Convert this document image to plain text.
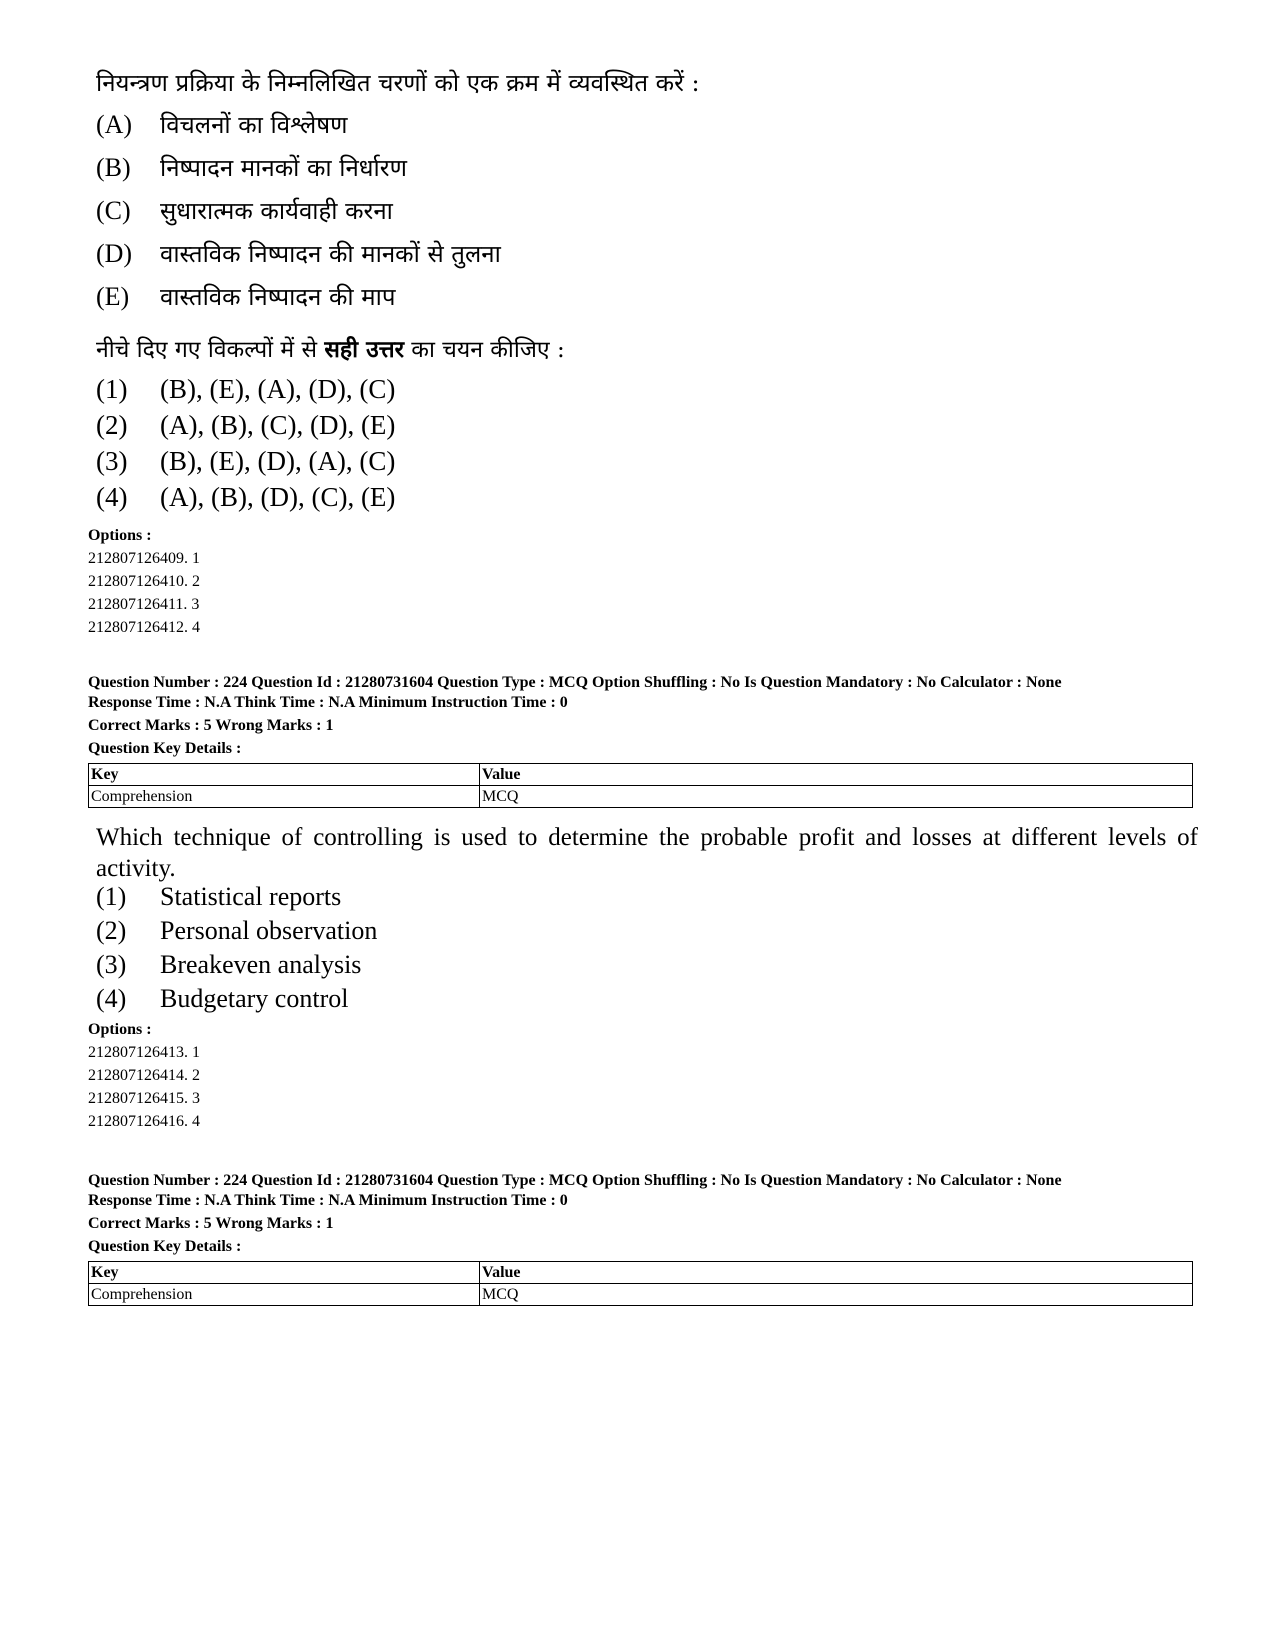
नियन्त्रण प्रक्रिया के निम्नलिखित चरणों को एक क्रम में व्यवस्थित करें :
(A)	विचलनों का विश्लेषण
(B)	निष्पादन मानकों का निर्धारण
(C)	सुधारात्मक कार्यवाही करना
(D)	वास्तविक निष्पादन की मानकों से तुलना
(E)	वास्तविक निष्पादन की माप
नीचे दिए गए विकल्पों में से सही उत्तर का चयन कीजिए :
(1)	(B), (E), (A), (D), (C)
(2)	(A), (B), (C), (D), (E)
(3)	(B), (E), (D), (A), (C)
(4)	(A), (B), (D), (C), (E)
Options :
212807126409. 1
212807126410. 2
212807126411. 3
212807126412. 4
Question Number : 224 Question Id : 21280731604 Question Type : MCQ Option Shuffling : No Is Question Mandatory : No Calculator : None
Response Time : N.A Think Time : N.A Minimum Instruction Time : 0
Correct Marks : 5 Wrong Marks : 1
Question Key Details :
Key	Value
Comprehension	MCQ
Which technique of controlling is used to determine the probable profit and losses at different levels of activity.
(1)	Statistical reports
(2)	Personal observation
(3)	Breakeven analysis
(4)	Budgetary control
Options :
212807126413. 1
212807126414. 2
212807126415. 3
212807126416. 4
Question Number : 224 Question Id : 21280731604 Question Type : MCQ Option Shuffling : No Is Question Mandatory : No Calculator : None
Response Time : N.A Think Time : N.A Minimum Instruction Time : 0
Correct Marks : 5 Wrong Marks : 1
Question Key Details :
Key	Value
Comprehension	MCQ
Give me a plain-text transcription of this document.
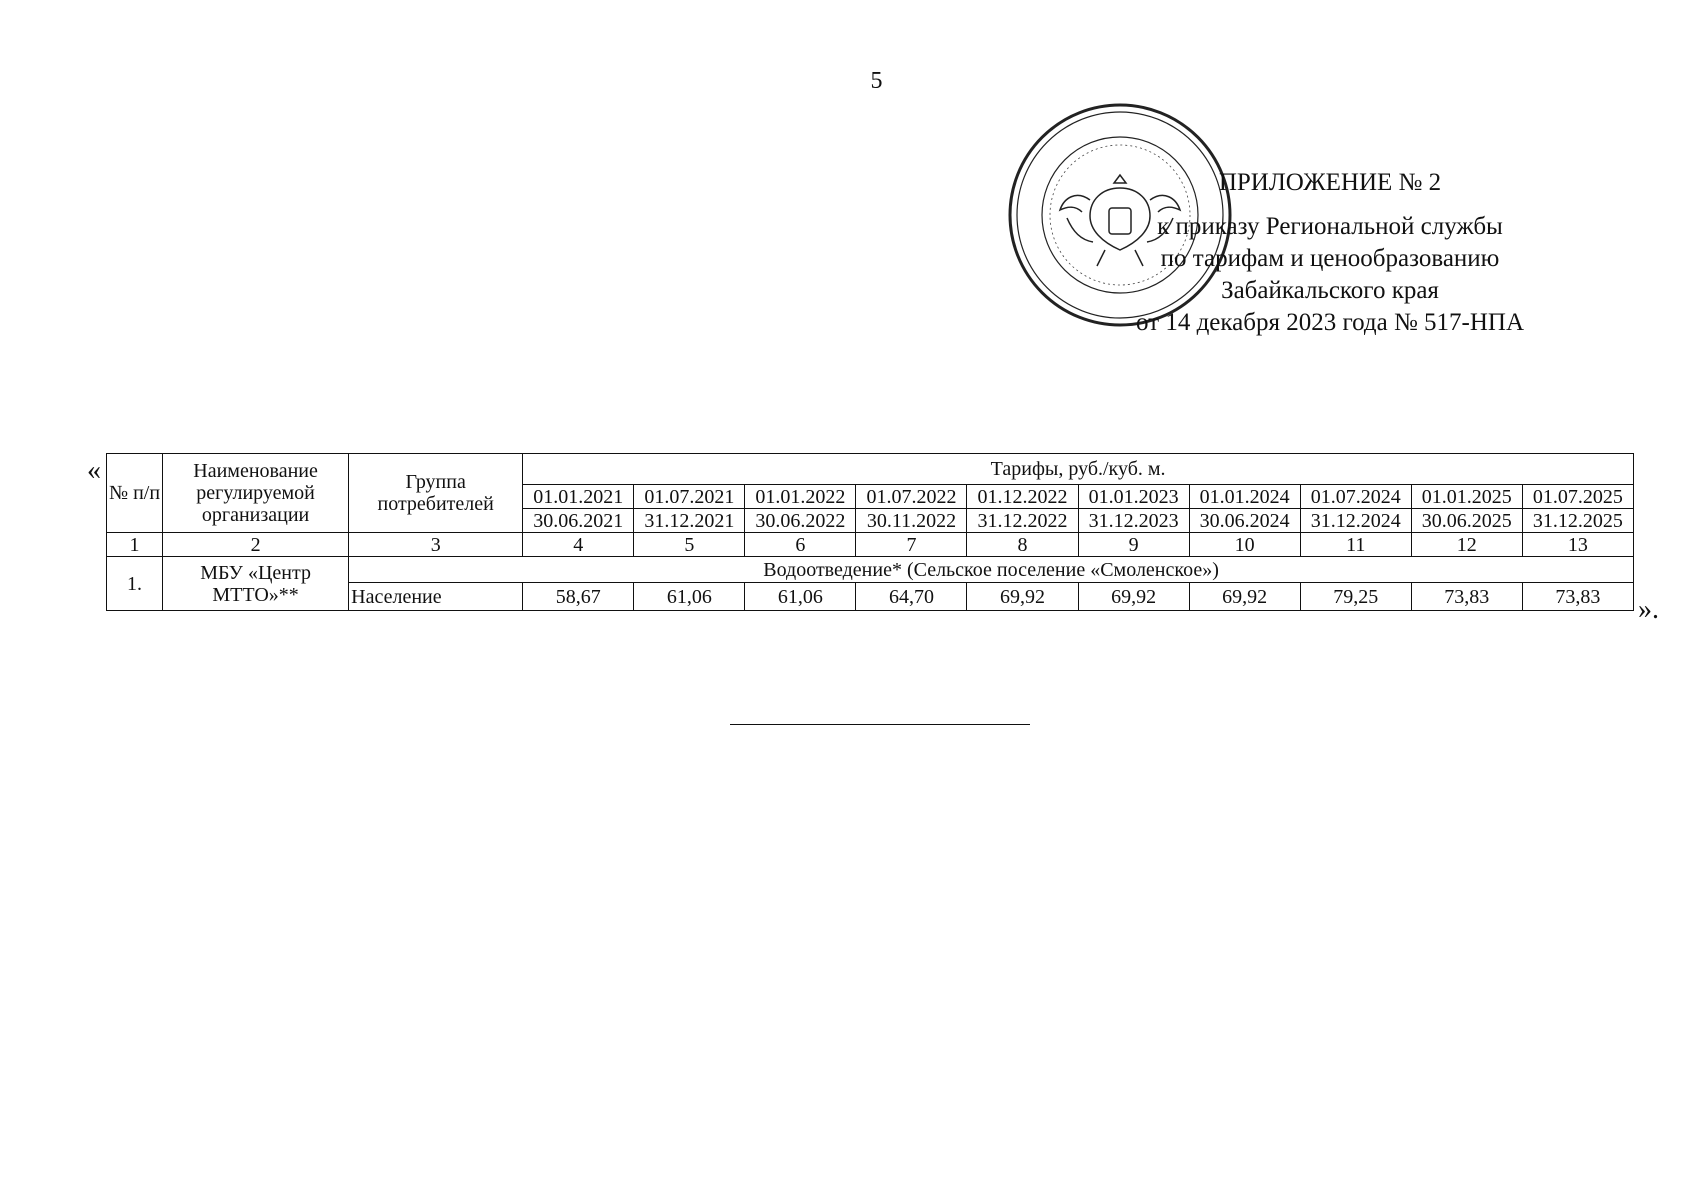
5
ПРИЛОЖЕНИЕ № 2
к приказу Региональной службы
по тарифам и ценообразованию
Забайкальского края
от 14 декабря 2023 года № 517-НПА
«
№ п/п	Наименование регулируемой организации	Группа потребителей	Тарифы, руб./куб. м.									
			01.01.2021	01.07.2021	01.01.2022	01.07.2022	01.12.2022	01.01.2023	01.01.2024	01.07.2024	01.01.2025	01.07.2025
			30.06.2021	31.12.2021	30.06.2022	30.11.2022	31.12.2022	31.12.2023	30.06.2024	31.12.2024	30.06.2025	31.12.2025
1	2	3	4	5	6	7	8	9	10	11	12	13
1.	МБУ «Центр МТТО»**	Водоотведение* (Сельское поселение «Смоленское»)										
		Население	58,67	61,06	61,06	64,70	69,92	69,92	69,92	79,25	73,83	73,83 ».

########

= GIVEN TASK =
All of the entries above should be copied exactly, except for the pictures.

= RESPONSE TO THE EXERCISE =
Convert this document image to plain text.
नियन्त्रण प्रक्रिया के निम्नलिखित चरणों को एक क्रम में व्यवस्थित करें :
(A)	विचलनों का विश्लेषण
(B)	निष्पादन मानकों का निर्धारण
(C)	सुधारात्मक कार्यवाही करना
(D)	वास्तविक निष्पादन की मानकों से तुलना
(E)	वास्तविक निष्पादन की माप
नीचे दिए गए विकल्पों में से सही उत्तर का चयन कीजिए :
(1)	(B), (E), (A), (D), (C)
(2)	(A), (B), (C), (D), (E)
(3)	(B), (E), (D), (A), (C)
(4)	(A), (B), (D), (C), (E)
Options :
212807126409. 1
212807126410. 2
212807126411. 3
212807126412. 4
Question Number : 224 Question Id : 21280731604 Question Type : MCQ Option Shuffling : No Is Question Mandatory : No Calculator : None
Response Time : N.A Think Time : N.A Minimum Instruction Time : 0
Correct Marks : 5 Wrong Marks : 1
Question Key Details :
Key	Value
Comprehension	MCQ
Which technique of controlling is used to determine the probable profit and losses at different levels of activity.
(1)	Statistical reports
(2)	Personal observation
(3)	Breakeven analysis
(4)	Budgetary control
Options :
212807126413. 1
212807126414. 2
212807126415. 3
212807126416. 4
Question Number : 224 Question Id : 21280731604 Question Type : MCQ Option Shuffling : No Is Question Mandatory : No Calculator : None
Response Time : N.A Think Time : N.A Minimum Instruction Time : 0
Correct Marks : 5 Wrong Marks : 1
Question Key Details :
Key	Value
Comprehension	MCQ
Give me a plain-text transcription of this document.
5
ПРИЛОЖЕНИЕ № 2
к приказу Региональной службы
по тарифам и ценообразованию
Забайкальского края
от 14 декабря 2023 года № 517-НПА
«
№ п/п	Наименование регулируемой организации	Группа потребителей	Тарифы, руб./куб. м.									
			01.01.2021	01.07.2021	01.01.2022	01.07.2022	01.12.2022	01.01.2023	01.01.2024	01.07.2024	01.01.2025	01.07.2025
			30.06.2021	31.12.2021	30.06.2022	30.11.2022	31.12.2022	31.12.2023	30.06.2024	31.12.2024	30.06.2025	31.12.2025
1	2	3	4	5	6	7	8	9	10	11	12	13
1.	МБУ «Центр МТТО»**	Водоотведение* (Сельское поселение «Смоленское»)										
		Население	58,67	61,06	61,06	64,70	69,92	69,92	69,92	79,25	73,83	73,83 ».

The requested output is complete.